Leave out the pictures and retype exactly the lines from the line with "OCR this image." through the end of the listing below.

(Data excerpts)
** Start **
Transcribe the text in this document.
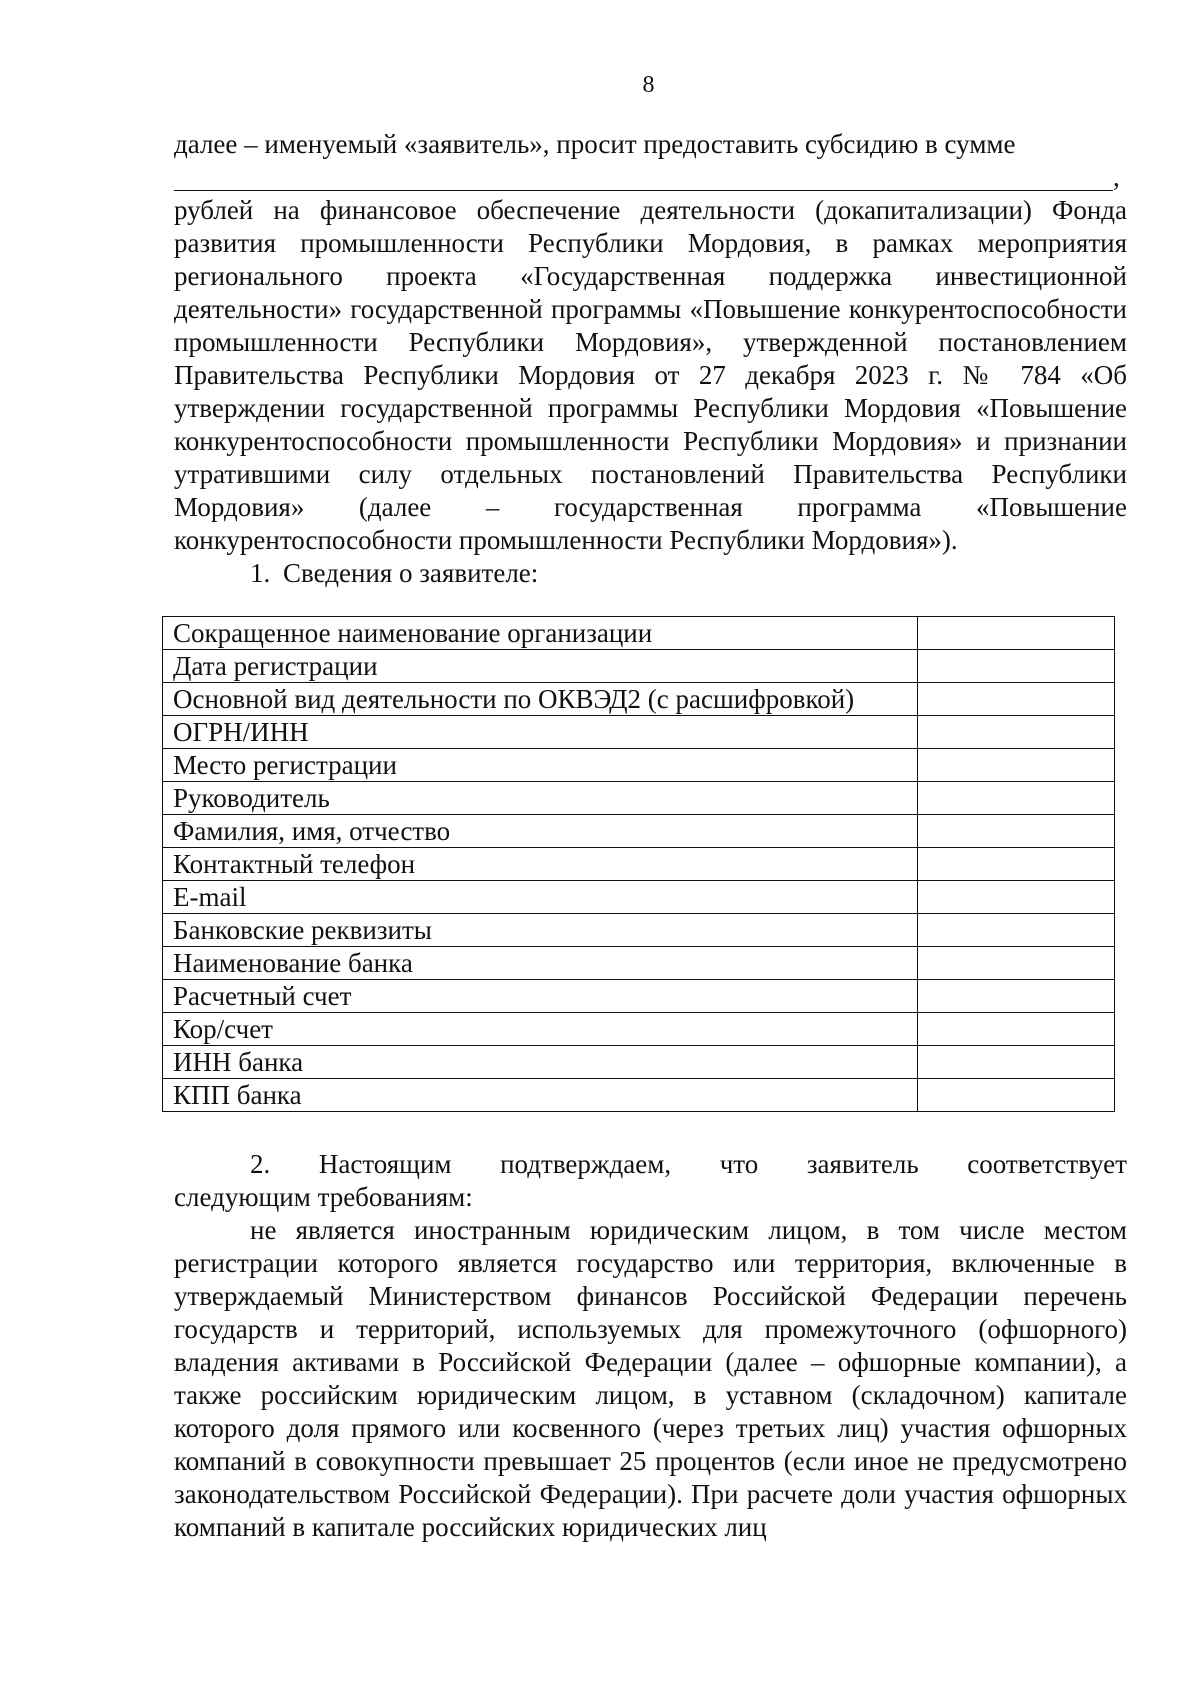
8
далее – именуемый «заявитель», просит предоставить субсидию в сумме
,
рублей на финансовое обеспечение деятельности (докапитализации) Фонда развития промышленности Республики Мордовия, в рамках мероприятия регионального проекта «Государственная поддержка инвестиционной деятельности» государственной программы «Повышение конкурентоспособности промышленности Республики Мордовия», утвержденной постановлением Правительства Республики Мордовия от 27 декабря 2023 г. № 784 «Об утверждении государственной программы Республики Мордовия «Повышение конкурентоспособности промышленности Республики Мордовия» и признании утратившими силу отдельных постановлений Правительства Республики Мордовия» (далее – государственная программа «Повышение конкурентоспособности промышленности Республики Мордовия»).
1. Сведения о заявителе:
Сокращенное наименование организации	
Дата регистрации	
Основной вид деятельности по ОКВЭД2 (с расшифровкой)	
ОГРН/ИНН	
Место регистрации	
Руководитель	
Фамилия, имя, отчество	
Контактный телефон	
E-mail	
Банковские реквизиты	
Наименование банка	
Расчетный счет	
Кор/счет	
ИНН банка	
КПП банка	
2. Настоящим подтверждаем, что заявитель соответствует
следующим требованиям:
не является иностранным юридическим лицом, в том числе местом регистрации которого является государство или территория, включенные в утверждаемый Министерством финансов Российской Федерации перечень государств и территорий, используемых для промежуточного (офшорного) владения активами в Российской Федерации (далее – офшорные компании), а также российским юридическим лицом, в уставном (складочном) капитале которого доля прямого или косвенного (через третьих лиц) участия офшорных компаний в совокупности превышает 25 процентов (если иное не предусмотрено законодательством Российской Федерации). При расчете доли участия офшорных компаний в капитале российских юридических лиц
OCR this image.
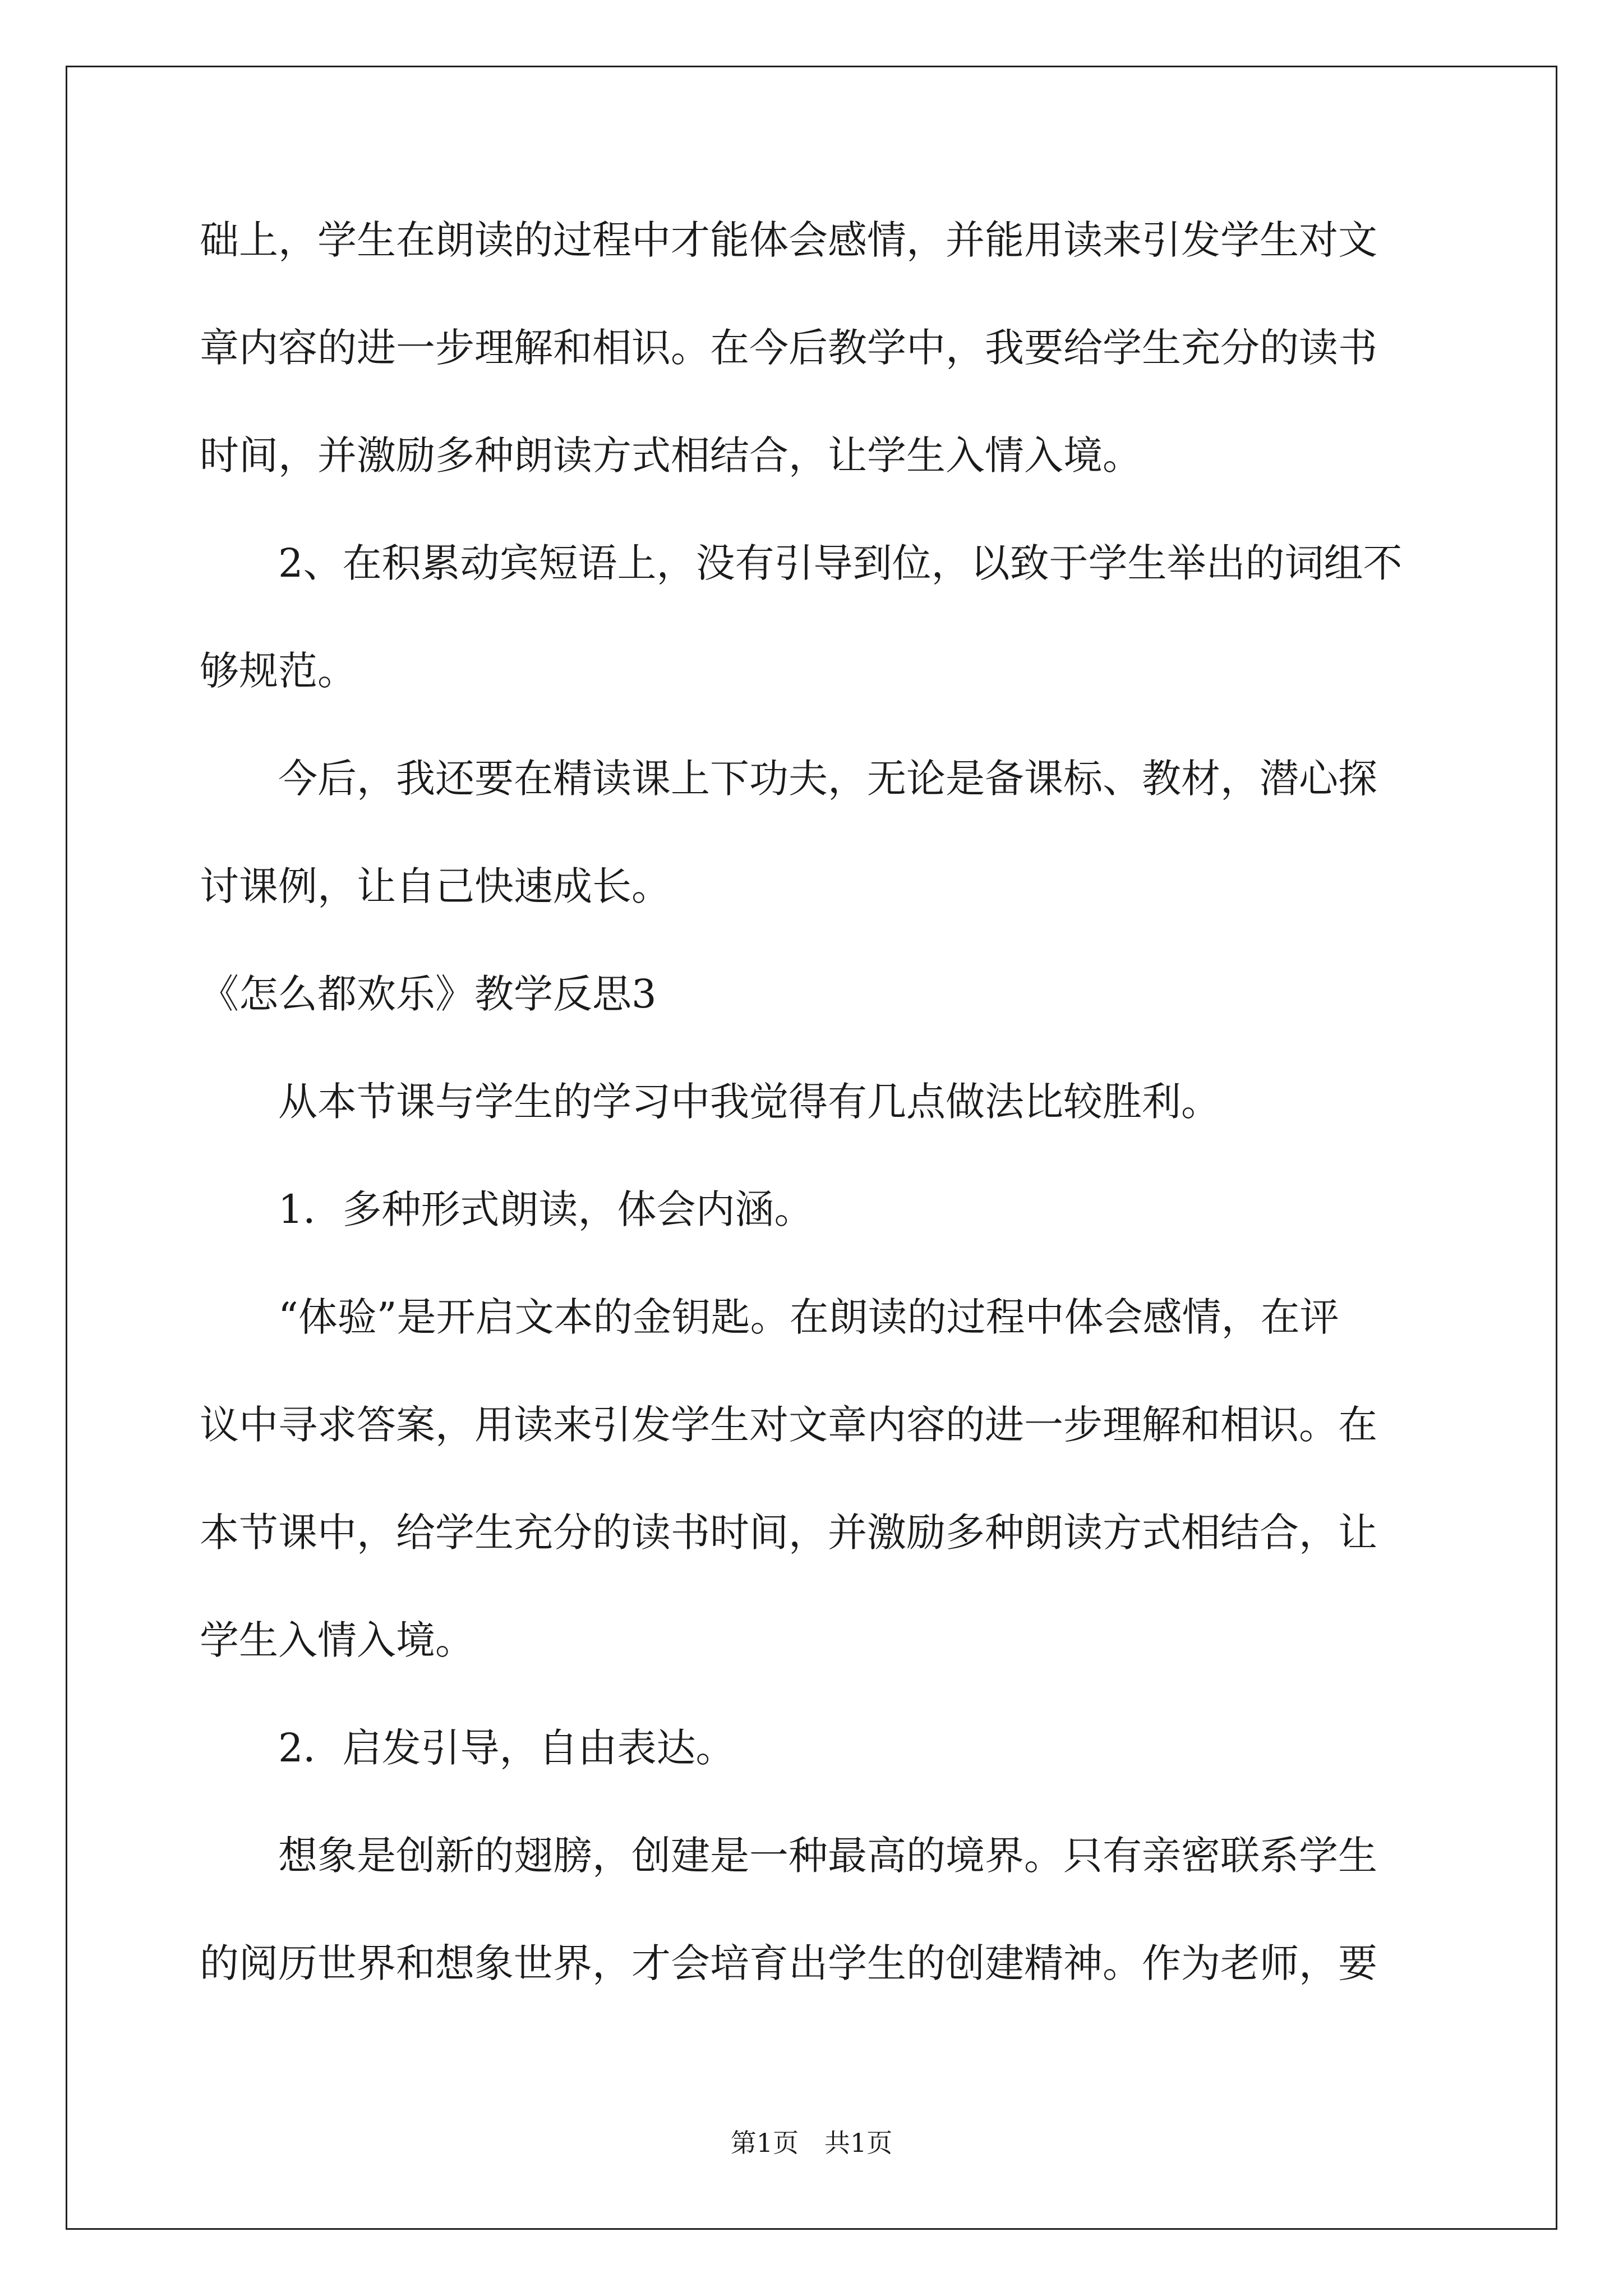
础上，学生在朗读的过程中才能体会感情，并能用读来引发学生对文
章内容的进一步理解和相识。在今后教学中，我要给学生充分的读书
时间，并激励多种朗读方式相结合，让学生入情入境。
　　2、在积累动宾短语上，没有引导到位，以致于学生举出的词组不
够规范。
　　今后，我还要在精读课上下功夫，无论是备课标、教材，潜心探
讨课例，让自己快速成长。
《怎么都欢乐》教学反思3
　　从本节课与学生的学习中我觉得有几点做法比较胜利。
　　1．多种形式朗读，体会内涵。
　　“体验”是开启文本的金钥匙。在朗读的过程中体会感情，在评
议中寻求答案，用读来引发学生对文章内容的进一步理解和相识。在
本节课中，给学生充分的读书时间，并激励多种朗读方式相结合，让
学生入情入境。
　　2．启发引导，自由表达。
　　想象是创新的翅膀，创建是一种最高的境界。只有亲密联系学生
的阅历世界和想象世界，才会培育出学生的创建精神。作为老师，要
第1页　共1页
** End **
### [Written solution]
OCR this image.
础上，学生在朗读的过程中才能体会感情，并能用读来引发学生对文
章内容的进一步理解和相识。在今后教学中，我要给学生充分的读书
时间，并激励多种朗读方式相结合，让学生入情入境。
　　2、在积累动宾短语上，没有引导到位，以致于学生举出的词组不
够规范。
　　今后，我还要在精读课上下功夫，无论是备课标、教材，潜心探
讨课例，让自己快速成长。
《怎么都欢乐》教学反思3
　　从本节课与学生的学习中我觉得有几点做法比较胜利。
　　1．多种形式朗读，体会内涵。
　　“体验”是开启文本的金钥匙。在朗读的过程中体会感情，在评
议中寻求答案，用读来引发学生对文章内容的进一步理解和相识。在
本节课中，给学生充分的读书时间，并激励多种朗读方式相结合，让
学生入情入境。
　　2．启发引导，自由表达。
　　想象是创新的翅膀，创建是一种最高的境界。只有亲密联系学生
的阅历世界和想象世界，才会培育出学生的创建精神。作为老师，要
第1页　共1页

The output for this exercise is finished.